TO DO —
Below are the records; reproduce all of them exactly but without any images.

· · ·

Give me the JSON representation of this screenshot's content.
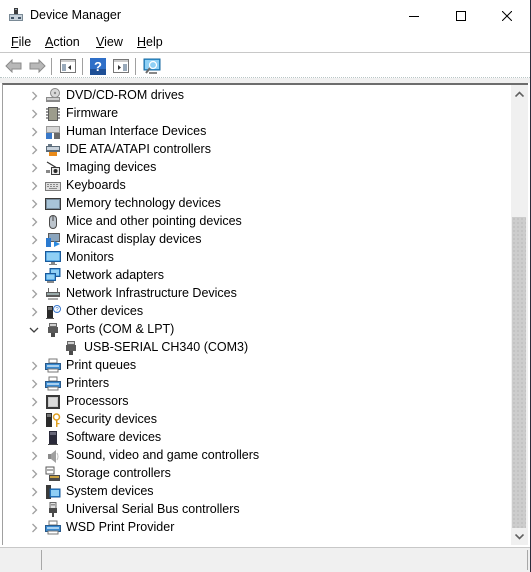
{
  "window": {
    "title": "Device Manager",
    "controls": {
      "minimize": "minimize",
      "maximize": "maximize",
      "close": "close"
    }
  },
  "menu": [
    {
      "label": "File",
      "accel": "F",
      "rest": "ile"
    },
    {
      "label": "Action",
      "accel": "A",
      "rest": "ction"
    },
    {
      "label": "View",
      "accel": "V",
      "rest": "iew"
    },
    {
      "label": "Help",
      "accel": "H",
      "rest": "elp"
    }
  ],
  "toolbar": {
    "buttons": [
      {
        "name": "back",
        "icon": "back-arrow-icon"
      },
      {
        "name": "forward",
        "icon": "forward-arrow-icon"
      },
      {
        "name": "show-hide-console-tree",
        "icon": "console-tree-icon"
      },
      {
        "name": "help",
        "icon": "help-icon"
      },
      {
        "name": "show-hide-action-pane",
        "icon": "action-pane-icon"
      },
      {
        "name": "scan-for-hardware-changes",
        "icon": "scan-hardware-icon"
      }
    ]
  },
  "tree": {
    "items": [
      {
        "label": "DVD/CD-ROM drives",
        "icon": "dvd-drive-icon",
        "expanded": false,
        "level": 0
      },
      {
        "label": "Firmware",
        "icon": "firmware-icon",
        "expanded": false,
        "level": 0
      },
      {
        "label": "Human Interface Devices",
        "icon": "hid-icon",
        "expanded": false,
        "level": 0
      },
      {
        "label": "IDE ATA/ATAPI controllers",
        "icon": "ide-controller-icon",
        "expanded": false,
        "level": 0
      },
      {
        "label": "Imaging devices",
        "icon": "camera-icon",
        "expanded": false,
        "level": 0
      },
      {
        "label": "Keyboards",
        "icon": "keyboard-icon",
        "expanded": false,
        "level": 0
      },
      {
        "label": "Memory technology devices",
        "icon": "memory-icon",
        "expanded": false,
        "level": 0
      },
      {
        "label": "Mice and other pointing devices",
        "icon": "mouse-icon",
        "expanded": false,
        "level": 0
      },
      {
        "label": "Miracast display devices",
        "icon": "miracast-icon",
        "expanded": false,
        "level": 0
      },
      {
        "label": "Monitors",
        "icon": "monitor-icon",
        "expanded": false,
        "level": 0
      },
      {
        "label": "Network adapters",
        "icon": "network-adapter-icon",
        "expanded": false,
        "level": 0
      },
      {
        "label": "Network Infrastructure Devices",
        "icon": "network-infra-icon",
        "expanded": false,
        "level": 0
      },
      {
        "label": "Other devices",
        "icon": "other-devices-icon",
        "expanded": false,
        "level": 0
      },
      {
        "label": "Ports (COM & LPT)",
        "icon": "port-icon",
        "expanded": true,
        "level": 0
      },
      {
        "label": "USB-SERIAL CH340 (COM3)",
        "icon": "port-icon",
        "expanded": null,
        "level": 1
      },
      {
        "label": "Print queues",
        "icon": "printer-icon",
        "expanded": false,
        "level": 0
      },
      {
        "label": "Printers",
        "icon": "printer-icon",
        "expanded": false,
        "level": 0
      },
      {
        "label": "Processors",
        "icon": "processor-icon",
        "expanded": false,
        "level": 0
      },
      {
        "label": "Security devices",
        "icon": "security-device-icon",
        "expanded": false,
        "level": 0
      },
      {
        "label": "Software devices",
        "icon": "software-device-icon",
        "expanded": false,
        "level": 0
      },
      {
        "label": "Sound, video and game controllers",
        "icon": "speaker-icon",
        "expanded": false,
        "level": 0
      },
      {
        "label": "Storage controllers",
        "icon": "storage-controller-icon",
        "expanded": false,
        "level": 0
      },
      {
        "label": "System devices",
        "icon": "system-device-icon",
        "expanded": false,
        "level": 0
      },
      {
        "label": "Universal Serial Bus controllers",
        "icon": "usb-icon",
        "expanded": false,
        "level": 0
      },
      {
        "label": "WSD Print Provider",
        "icon": "printer-icon",
        "expanded": false,
        "level": 0
      }
    ]
  },
  "scrollbar": {
    "position_fraction": 0.27,
    "visible_fraction": 0.73
  },
  "status": {
    "left": "",
    "right": ""
  }
}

· · ·

RESULT FOR THIS TASK —
Give me the JSON representation of this screenshot's content.
{
  "window": {
    "title": "Device Manager",
    "controls": {
      "minimize": "minimize",
      "maximize": "maximize",
      "close": "close"
    }
  },
  "menu": [
    {
      "label": "File",
      "accel": "F",
      "rest": "ile"
    },
    {
      "label": "Action",
      "accel": "A",
      "rest": "ction"
    },
    {
      "label": "View",
      "accel": "V",
      "rest": "iew"
    },
    {
      "label": "Help",
      "accel": "H",
      "rest": "elp"
    }
  ],
  "toolbar": {
    "buttons": [
      {
        "name": "back",
        "icon": "back-arrow-icon"
      },
      {
        "name": "forward",
        "icon": "forward-arrow-icon"
      },
      {
        "name": "show-hide-console-tree",
        "icon": "console-tree-icon"
      },
      {
        "name": "help",
        "icon": "help-icon"
      },
      {
        "name": "show-hide-action-pane",
        "icon": "action-pane-icon"
      },
      {
        "name": "scan-for-hardware-changes",
        "icon": "scan-hardware-icon"
      }
    ]
  },
  "tree": {
    "items": [
      {
        "label": "DVD/CD-ROM drives",
        "icon": "dvd-drive-icon",
        "expanded": false,
        "level": 0
      },
      {
        "label": "Firmware",
        "icon": "firmware-icon",
        "expanded": false,
        "level": 0
      },
      {
        "label": "Human Interface Devices",
        "icon": "hid-icon",
        "expanded": false,
        "level": 0
      },
      {
        "label": "IDE ATA/ATAPI controllers",
        "icon": "ide-controller-icon",
        "expanded": false,
        "level": 0
      },
      {
        "label": "Imaging devices",
        "icon": "camera-icon",
        "expanded": false,
        "level": 0
      },
      {
        "label": "Keyboards",
        "icon": "keyboard-icon",
        "expanded": false,
        "level": 0
      },
      {
        "label": "Memory technology devices",
        "icon": "memory-icon",
        "expanded": false,
        "level": 0
      },
      {
        "label": "Mice and other pointing devices",
        "icon": "mouse-icon",
        "expanded": false,
        "level": 0
      },
      {
        "label": "Miracast display devices",
        "icon": "miracast-icon",
        "expanded": false,
        "level": 0
      },
      {
        "label": "Monitors",
        "icon": "monitor-icon",
        "expanded": false,
        "level": 0
      },
      {
        "label": "Network adapters",
        "icon": "network-adapter-icon",
        "expanded": false,
        "level": 0
      },
      {
        "label": "Network Infrastructure Devices",
        "icon": "network-infra-icon",
        "expanded": false,
        "level": 0
      },
      {
        "label": "Other devices",
        "icon": "other-devices-icon",
        "expanded": false,
        "level": 0
      },
      {
        "label": "Ports (COM & LPT)",
        "icon": "port-icon",
        "expanded": true,
        "level": 0
      },
      {
        "label": "USB-SERIAL CH340 (COM3)",
        "icon": "port-icon",
        "expanded": null,
        "level": 1
      },
      {
        "label": "Print queues",
        "icon": "printer-icon",
        "expanded": false,
        "level": 0
      },
      {
        "label": "Printers",
        "icon": "printer-icon",
        "expanded": false,
        "level": 0
      },
      {
        "label": "Processors",
        "icon": "processor-icon",
        "expanded": false,
        "level": 0
      },
      {
        "label": "Security devices",
        "icon": "security-device-icon",
        "expanded": false,
        "level": 0
      },
      {
        "label": "Software devices",
        "icon": "software-device-icon",
        "expanded": false,
        "level": 0
      },
      {
        "label": "Sound, video and game controllers",
        "icon": "speaker-icon",
        "expanded": false,
        "level": 0
      },
      {
        "label": "Storage controllers",
        "icon": "storage-controller-icon",
        "expanded": false,
        "level": 0
      },
      {
        "label": "System devices",
        "icon": "system-device-icon",
        "expanded": false,
        "level": 0
      },
      {
        "label": "Universal Serial Bus controllers",
        "icon": "usb-icon",
        "expanded": false,
        "level": 0
      },
      {
        "label": "WSD Print Provider",
        "icon": "printer-icon",
        "expanded": false,
        "level": 0
      }
    ]
  },
  "scrollbar": {
    "position_fraction": 0.27,
    "visible_fraction": 0.73
  },
  "status": {
    "left": "",
    "right": ""
  }
}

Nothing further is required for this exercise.